--- Exercise details ---
Search the records below for the word "image" and show every line where it occurs.

--- Provided material ---
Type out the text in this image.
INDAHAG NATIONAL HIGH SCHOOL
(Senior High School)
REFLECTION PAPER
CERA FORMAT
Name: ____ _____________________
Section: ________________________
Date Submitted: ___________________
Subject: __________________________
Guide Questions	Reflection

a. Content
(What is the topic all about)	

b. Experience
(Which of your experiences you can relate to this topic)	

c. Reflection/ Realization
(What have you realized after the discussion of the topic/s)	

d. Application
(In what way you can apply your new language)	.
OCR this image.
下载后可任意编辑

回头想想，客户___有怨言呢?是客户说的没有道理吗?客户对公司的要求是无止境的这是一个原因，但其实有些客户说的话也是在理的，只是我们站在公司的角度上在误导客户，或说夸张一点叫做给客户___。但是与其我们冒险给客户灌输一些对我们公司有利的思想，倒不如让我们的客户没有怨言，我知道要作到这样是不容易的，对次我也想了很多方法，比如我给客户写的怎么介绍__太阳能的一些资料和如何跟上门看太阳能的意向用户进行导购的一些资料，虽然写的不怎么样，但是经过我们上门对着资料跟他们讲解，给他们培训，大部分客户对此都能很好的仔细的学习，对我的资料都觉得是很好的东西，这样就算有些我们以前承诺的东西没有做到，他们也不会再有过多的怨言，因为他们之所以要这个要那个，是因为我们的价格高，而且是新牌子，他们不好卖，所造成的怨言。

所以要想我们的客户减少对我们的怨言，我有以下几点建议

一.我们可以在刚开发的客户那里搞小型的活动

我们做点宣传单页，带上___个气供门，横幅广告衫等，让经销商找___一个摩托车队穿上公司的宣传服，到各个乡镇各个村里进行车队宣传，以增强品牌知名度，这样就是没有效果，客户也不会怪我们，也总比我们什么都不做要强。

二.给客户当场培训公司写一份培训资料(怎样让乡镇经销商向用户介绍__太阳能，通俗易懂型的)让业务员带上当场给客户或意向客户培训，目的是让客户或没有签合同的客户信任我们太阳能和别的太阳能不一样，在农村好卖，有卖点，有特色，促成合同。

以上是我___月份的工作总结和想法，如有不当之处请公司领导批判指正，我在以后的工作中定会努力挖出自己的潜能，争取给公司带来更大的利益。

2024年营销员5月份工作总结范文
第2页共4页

--- Solution for this task ---
Type out the text in this image.
OCR this image.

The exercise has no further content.